§ Exercise prompt: Retype all of the entries word for word.

§ Provided data:

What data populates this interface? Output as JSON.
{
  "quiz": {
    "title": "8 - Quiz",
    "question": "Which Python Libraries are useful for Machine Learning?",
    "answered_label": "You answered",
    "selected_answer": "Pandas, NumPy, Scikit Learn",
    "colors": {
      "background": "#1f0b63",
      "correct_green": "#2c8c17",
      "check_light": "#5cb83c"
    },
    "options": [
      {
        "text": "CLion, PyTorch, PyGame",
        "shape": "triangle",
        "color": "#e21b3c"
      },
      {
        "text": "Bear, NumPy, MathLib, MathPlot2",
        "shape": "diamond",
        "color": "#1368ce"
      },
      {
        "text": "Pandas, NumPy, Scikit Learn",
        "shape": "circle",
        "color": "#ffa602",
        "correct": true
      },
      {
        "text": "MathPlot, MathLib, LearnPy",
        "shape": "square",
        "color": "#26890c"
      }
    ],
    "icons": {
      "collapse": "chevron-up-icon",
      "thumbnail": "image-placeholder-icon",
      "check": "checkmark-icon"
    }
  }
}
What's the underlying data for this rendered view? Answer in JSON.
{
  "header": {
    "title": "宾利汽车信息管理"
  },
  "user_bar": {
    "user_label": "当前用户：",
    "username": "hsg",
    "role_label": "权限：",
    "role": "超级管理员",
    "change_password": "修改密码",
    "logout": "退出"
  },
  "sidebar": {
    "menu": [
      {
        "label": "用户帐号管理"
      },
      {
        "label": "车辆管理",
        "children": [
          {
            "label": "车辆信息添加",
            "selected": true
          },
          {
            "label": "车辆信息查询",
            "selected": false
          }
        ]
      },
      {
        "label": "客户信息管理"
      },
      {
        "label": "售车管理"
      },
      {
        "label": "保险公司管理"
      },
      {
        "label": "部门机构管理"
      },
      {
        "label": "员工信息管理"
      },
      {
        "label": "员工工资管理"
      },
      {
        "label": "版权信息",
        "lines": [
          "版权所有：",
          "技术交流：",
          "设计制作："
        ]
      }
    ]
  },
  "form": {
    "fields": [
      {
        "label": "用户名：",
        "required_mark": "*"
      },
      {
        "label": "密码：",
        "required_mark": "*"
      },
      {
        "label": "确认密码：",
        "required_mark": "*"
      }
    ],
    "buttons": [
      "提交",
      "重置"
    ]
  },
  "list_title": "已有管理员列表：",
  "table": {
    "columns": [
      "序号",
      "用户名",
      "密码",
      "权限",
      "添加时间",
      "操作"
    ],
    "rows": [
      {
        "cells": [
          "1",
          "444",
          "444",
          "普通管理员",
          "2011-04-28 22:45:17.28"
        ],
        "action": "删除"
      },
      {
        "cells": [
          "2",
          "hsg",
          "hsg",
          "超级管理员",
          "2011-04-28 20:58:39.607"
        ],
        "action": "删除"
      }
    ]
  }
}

§ Exercise solution:
What data populates this interface? Output as JSON.
{
  "quiz": {
    "title": "8 - Quiz",
    "question": "Which Python Libraries are useful for Machine Learning?",
    "answered_label": "You answered",
    "selected_answer": "Pandas, NumPy, Scikit Learn",
    "colors": {
      "background": "#1f0b63",
      "correct_green": "#2c8c17",
      "check_light": "#5cb83c"
    },
    "options": [
      {
        "text": "CLion, PyTorch, PyGame",
        "shape": "triangle",
        "color": "#e21b3c"
      },
      {
        "text": "Bear, NumPy, MathLib, MathPlot2",
        "shape": "diamond",
        "color": "#1368ce"
      },
      {
        "text": "Pandas, NumPy, Scikit Learn",
        "shape": "circle",
        "color": "#ffa602",
        "correct": true
      },
      {
        "text": "MathPlot, MathLib, LearnPy",
        "shape": "square",
        "color": "#26890c"
      }
    ],
    "icons": {
      "collapse": "chevron-up-icon",
      "thumbnail": "image-placeholder-icon",
      "check": "checkmark-icon"
    }
  }
}
What's the underlying data for this rendered view? Answer in JSON.
{
  "header": {
    "title": "宾利汽车信息管理"
  },
  "user_bar": {
    "user_label": "当前用户：",
    "username": "hsg",
    "role_label": "权限：",
    "role": "超级管理员",
    "change_password": "修改密码",
    "logout": "退出"
  },
  "sidebar": {
    "menu": [
      {
        "label": "用户帐号管理"
      },
      {
        "label": "车辆管理",
        "children": [
          {
            "label": "车辆信息添加",
            "selected": true
          },
          {
            "label": "车辆信息查询",
            "selected": false
          }
        ]
      },
      {
        "label": "客户信息管理"
      },
      {
        "label": "售车管理"
      },
      {
        "label": "保险公司管理"
      },
      {
        "label": "部门机构管理"
      },
      {
        "label": "员工信息管理"
      },
      {
        "label": "员工工资管理"
      },
      {
        "label": "版权信息",
        "lines": [
          "版权所有：",
          "技术交流：",
          "设计制作："
        ]
      }
    ]
  },
  "form": {
    "fields": [
      {
        "label": "用户名：",
        "required_mark": "*"
      },
      {
        "label": "密码：",
        "required_mark": "*"
      },
      {
        "label": "确认密码：",
        "required_mark": "*"
      }
    ],
    "buttons": [
      "提交",
      "重置"
    ]
  },
  "list_title": "已有管理员列表：",
  "table": {
    "columns": [
      "序号",
      "用户名",
      "密码",
      "权限",
      "添加时间",
      "操作"
    ],
    "rows": [
      {
        "cells": [
          "1",
          "444",
          "444",
          "普通管理员",
          "2011-04-28 22:45:17.28"
        ],
        "action": "删除"
      },
      {
        "cells": [
          "2",
          "hsg",
          "hsg",
          "超级管理员",
          "2011-04-28 20:58:39.607"
        ],
        "action": "删除"
      }
    ]
  }
}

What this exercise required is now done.